▸ Written instruction
Transcribe the records below exactly.

▸ Records supplied

-- Start --

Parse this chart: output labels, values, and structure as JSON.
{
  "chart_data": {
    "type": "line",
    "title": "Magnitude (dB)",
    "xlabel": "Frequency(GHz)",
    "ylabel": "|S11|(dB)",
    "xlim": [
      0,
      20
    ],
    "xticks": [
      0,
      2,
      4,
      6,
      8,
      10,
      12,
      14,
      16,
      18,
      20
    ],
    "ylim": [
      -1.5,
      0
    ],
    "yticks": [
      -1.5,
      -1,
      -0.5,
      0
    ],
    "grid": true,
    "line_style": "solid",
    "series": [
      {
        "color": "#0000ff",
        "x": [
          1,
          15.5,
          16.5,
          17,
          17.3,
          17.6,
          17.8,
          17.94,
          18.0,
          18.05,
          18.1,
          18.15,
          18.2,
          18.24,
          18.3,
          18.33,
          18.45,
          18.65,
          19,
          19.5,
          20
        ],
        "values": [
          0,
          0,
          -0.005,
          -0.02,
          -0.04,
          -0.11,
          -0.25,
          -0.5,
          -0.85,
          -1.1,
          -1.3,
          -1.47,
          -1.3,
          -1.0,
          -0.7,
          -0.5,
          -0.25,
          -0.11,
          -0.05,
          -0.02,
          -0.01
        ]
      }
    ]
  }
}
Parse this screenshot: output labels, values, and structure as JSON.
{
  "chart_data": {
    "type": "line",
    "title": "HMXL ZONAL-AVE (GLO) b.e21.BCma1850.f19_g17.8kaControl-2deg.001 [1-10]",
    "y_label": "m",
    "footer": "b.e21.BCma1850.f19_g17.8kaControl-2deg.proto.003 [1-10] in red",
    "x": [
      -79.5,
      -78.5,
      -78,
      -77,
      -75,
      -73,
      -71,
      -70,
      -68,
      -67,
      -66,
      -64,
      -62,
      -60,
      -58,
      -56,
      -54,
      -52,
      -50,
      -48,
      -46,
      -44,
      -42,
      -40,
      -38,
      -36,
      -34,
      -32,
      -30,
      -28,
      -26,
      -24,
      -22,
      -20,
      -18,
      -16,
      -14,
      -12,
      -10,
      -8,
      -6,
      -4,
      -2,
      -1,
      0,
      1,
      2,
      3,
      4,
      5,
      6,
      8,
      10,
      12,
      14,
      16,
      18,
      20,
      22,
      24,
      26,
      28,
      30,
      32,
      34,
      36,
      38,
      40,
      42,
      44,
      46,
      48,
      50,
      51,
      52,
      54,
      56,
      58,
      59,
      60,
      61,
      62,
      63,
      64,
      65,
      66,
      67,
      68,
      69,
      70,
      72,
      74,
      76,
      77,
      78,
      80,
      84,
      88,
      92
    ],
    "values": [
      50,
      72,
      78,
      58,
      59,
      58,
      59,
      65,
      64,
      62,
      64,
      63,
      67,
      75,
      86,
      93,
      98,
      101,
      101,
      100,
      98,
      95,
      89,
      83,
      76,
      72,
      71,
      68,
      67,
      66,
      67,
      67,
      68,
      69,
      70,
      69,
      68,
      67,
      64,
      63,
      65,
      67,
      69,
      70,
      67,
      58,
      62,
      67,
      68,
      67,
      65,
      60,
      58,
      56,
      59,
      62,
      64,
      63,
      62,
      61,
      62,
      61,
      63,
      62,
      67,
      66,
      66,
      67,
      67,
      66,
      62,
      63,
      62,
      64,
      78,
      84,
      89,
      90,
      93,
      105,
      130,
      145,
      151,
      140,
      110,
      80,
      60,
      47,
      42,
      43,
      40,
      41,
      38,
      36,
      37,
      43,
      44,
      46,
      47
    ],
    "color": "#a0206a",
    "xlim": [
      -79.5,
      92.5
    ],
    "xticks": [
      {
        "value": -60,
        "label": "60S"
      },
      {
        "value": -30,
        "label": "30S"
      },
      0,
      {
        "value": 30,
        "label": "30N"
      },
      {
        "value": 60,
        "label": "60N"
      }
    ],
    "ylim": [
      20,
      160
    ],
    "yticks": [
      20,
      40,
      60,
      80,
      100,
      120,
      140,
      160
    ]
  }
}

-- End --

▸ Correct answer
Parse this chart: output labels, values, and structure as JSON.
{
  "chart_data": {
    "type": "line",
    "title": "Magnitude (dB)",
    "xlabel": "Frequency(GHz)",
    "ylabel": "|S11|(dB)",
    "xlim": [
      0,
      20
    ],
    "xticks": [
      0,
      2,
      4,
      6,
      8,
      10,
      12,
      14,
      16,
      18,
      20
    ],
    "ylim": [
      -1.5,
      0
    ],
    "yticks": [
      -1.5,
      -1,
      -0.5,
      0
    ],
    "grid": true,
    "line_style": "solid",
    "series": [
      {
        "color": "#0000ff",
        "x": [
          1,
          15.5,
          16.5,
          17,
          17.3,
          17.6,
          17.8,
          17.94,
          18.0,
          18.05,
          18.1,
          18.15,
          18.2,
          18.24,
          18.3,
          18.33,
          18.45,
          18.65,
          19,
          19.5,
          20
        ],
        "values": [
          0,
          0,
          -0.005,
          -0.02,
          -0.04,
          -0.11,
          -0.25,
          -0.5,
          -0.85,
          -1.1,
          -1.3,
          -1.47,
          -1.3,
          -1.0,
          -0.7,
          -0.5,
          -0.25,
          -0.11,
          -0.05,
          -0.02,
          -0.01
        ]
      }
    ]
  }
}
Parse this screenshot: output labels, values, and structure as JSON.
{
  "chart_data": {
    "type": "line",
    "title": "HMXL ZONAL-AVE (GLO) b.e21.BCma1850.f19_g17.8kaControl-2deg.001 [1-10]",
    "y_label": "m",
    "footer": "b.e21.BCma1850.f19_g17.8kaControl-2deg.proto.003 [1-10] in red",
    "x": [
      -79.5,
      -78.5,
      -78,
      -77,
      -75,
      -73,
      -71,
      -70,
      -68,
      -67,
      -66,
      -64,
      -62,
      -60,
      -58,
      -56,
      -54,
      -52,
      -50,
      -48,
      -46,
      -44,
      -42,
      -40,
      -38,
      -36,
      -34,
      -32,
      -30,
      -28,
      -26,
      -24,
      -22,
      -20,
      -18,
      -16,
      -14,
      -12,
      -10,
      -8,
      -6,
      -4,
      -2,
      -1,
      0,
      1,
      2,
      3,
      4,
      5,
      6,
      8,
      10,
      12,
      14,
      16,
      18,
      20,
      22,
      24,
      26,
      28,
      30,
      32,
      34,
      36,
      38,
      40,
      42,
      44,
      46,
      48,
      50,
      51,
      52,
      54,
      56,
      58,
      59,
      60,
      61,
      62,
      63,
      64,
      65,
      66,
      67,
      68,
      69,
      70,
      72,
      74,
      76,
      77,
      78,
      80,
      84,
      88,
      92
    ],
    "values": [
      50,
      72,
      78,
      58,
      59,
      58,
      59,
      65,
      64,
      62,
      64,
      63,
      67,
      75,
      86,
      93,
      98,
      101,
      101,
      100,
      98,
      95,
      89,
      83,
      76,
      72,
      71,
      68,
      67,
      66,
      67,
      67,
      68,
      69,
      70,
      69,
      68,
      67,
      64,
      63,
      65,
      67,
      69,
      70,
      67,
      58,
      62,
      67,
      68,
      67,
      65,
      60,
      58,
      56,
      59,
      62,
      64,
      63,
      62,
      61,
      62,
      61,
      63,
      62,
      67,
      66,
      66,
      67,
      67,
      66,
      62,
      63,
      62,
      64,
      78,
      84,
      89,
      90,
      93,
      105,
      130,
      145,
      151,
      140,
      110,
      80,
      60,
      47,
      42,
      43,
      40,
      41,
      38,
      36,
      37,
      43,
      44,
      46,
      47
    ],
    "color": "#a0206a",
    "xlim": [
      -79.5,
      92.5
    ],
    "xticks": [
      {
        "value": -60,
        "label": "60S"
      },
      {
        "value": -30,
        "label": "30S"
      },
      0,
      {
        "value": 30,
        "label": "30N"
      },
      {
        "value": 60,
        "label": "60N"
      }
    ],
    "ylim": [
      20,
      160
    ],
    "yticks": [
      20,
      40,
      60,
      80,
      100,
      120,
      140,
      160
    ]
  }
}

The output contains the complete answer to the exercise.